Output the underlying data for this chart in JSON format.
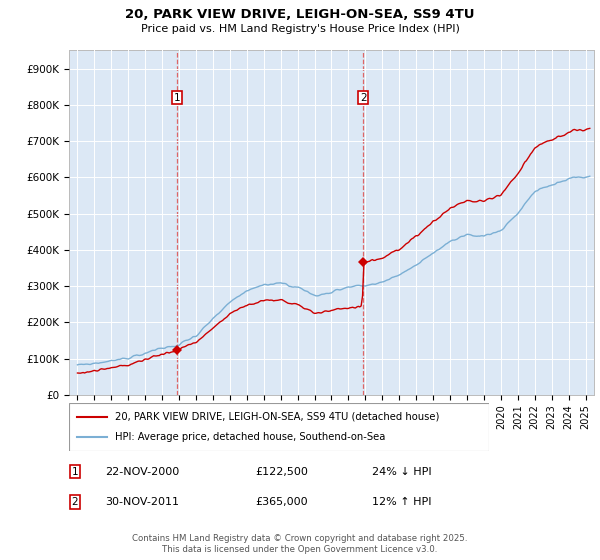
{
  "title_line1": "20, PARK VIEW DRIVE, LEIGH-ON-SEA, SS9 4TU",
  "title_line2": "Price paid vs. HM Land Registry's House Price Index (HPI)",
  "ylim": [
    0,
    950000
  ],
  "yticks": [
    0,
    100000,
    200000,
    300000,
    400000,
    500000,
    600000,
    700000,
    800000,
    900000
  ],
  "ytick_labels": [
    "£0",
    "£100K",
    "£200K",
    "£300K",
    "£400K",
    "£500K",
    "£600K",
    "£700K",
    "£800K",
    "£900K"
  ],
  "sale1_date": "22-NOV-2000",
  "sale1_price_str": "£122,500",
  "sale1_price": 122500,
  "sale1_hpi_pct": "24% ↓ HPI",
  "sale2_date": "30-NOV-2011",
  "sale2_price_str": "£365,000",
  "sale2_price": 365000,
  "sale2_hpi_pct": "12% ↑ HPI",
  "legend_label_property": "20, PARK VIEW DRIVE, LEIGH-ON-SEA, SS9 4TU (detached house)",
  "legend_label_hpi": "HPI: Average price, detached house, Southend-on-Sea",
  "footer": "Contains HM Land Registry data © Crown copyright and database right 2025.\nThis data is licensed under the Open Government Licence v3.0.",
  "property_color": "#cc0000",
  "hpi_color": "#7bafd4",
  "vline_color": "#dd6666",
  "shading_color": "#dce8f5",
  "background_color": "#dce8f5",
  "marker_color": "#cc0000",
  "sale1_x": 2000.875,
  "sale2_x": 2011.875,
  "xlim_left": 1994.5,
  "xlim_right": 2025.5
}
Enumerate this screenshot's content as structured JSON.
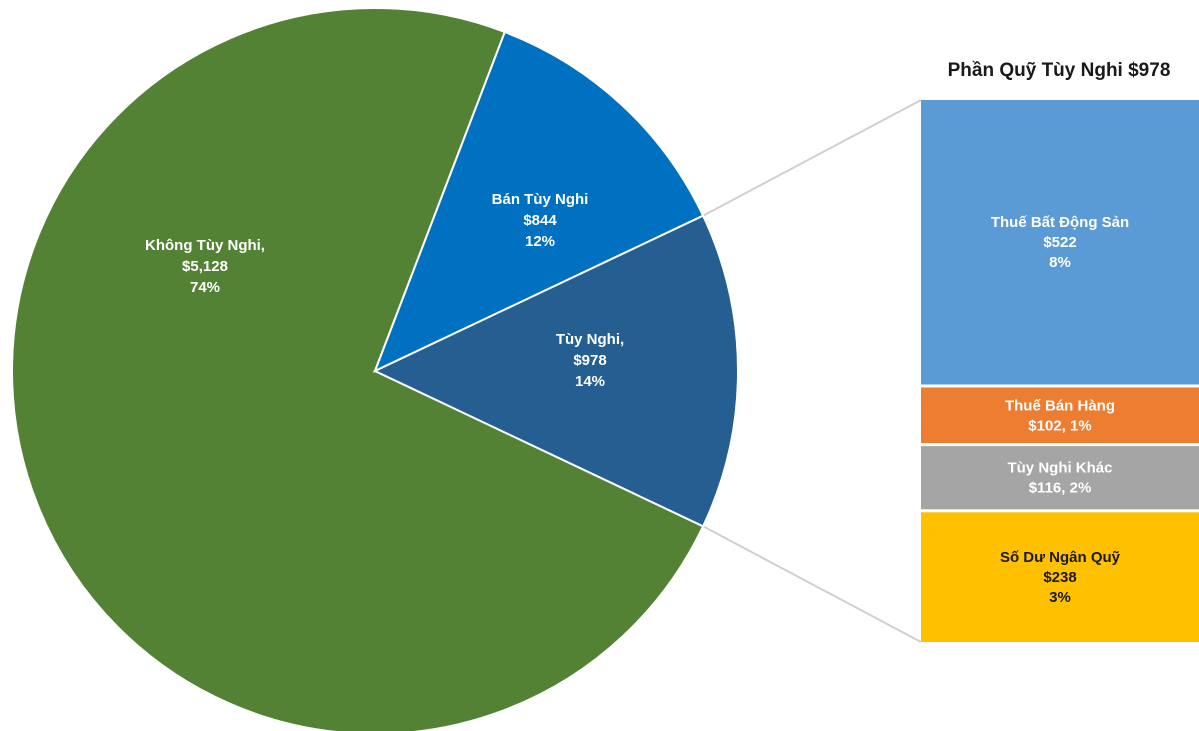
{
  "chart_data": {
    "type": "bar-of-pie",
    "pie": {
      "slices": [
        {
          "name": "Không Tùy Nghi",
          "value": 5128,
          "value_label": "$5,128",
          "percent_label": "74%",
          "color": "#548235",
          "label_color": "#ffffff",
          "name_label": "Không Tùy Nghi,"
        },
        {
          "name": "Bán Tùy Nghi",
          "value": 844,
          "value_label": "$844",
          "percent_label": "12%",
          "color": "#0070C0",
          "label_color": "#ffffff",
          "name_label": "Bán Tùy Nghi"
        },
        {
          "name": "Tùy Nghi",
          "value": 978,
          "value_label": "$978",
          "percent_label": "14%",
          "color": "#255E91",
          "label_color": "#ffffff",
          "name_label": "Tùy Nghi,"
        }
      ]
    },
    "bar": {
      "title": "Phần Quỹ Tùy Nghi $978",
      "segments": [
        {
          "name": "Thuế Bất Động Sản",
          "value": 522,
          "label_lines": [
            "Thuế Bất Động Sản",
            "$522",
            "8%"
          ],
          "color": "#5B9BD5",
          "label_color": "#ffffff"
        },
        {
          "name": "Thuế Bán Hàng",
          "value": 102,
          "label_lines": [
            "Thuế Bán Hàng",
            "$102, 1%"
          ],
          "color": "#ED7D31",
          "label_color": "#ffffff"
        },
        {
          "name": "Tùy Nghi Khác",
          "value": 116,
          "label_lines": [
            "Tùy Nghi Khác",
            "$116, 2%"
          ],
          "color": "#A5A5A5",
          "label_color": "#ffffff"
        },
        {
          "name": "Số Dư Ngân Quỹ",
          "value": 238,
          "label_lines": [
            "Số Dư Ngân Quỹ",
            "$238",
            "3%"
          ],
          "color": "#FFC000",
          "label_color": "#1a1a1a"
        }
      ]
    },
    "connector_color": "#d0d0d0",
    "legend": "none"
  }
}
---------------
◆ Objective
Collect each line holding the string "LEIGH".

◆ Response to the task
  "title_line1": "20, PARK VIEW DRIVE, LEIGH-ON-SEA, SS9 4TU",
  "legend_label_property": "20, PARK VIEW DRIVE, LEIGH-ON-SEA, SS9 4TU (detached house)",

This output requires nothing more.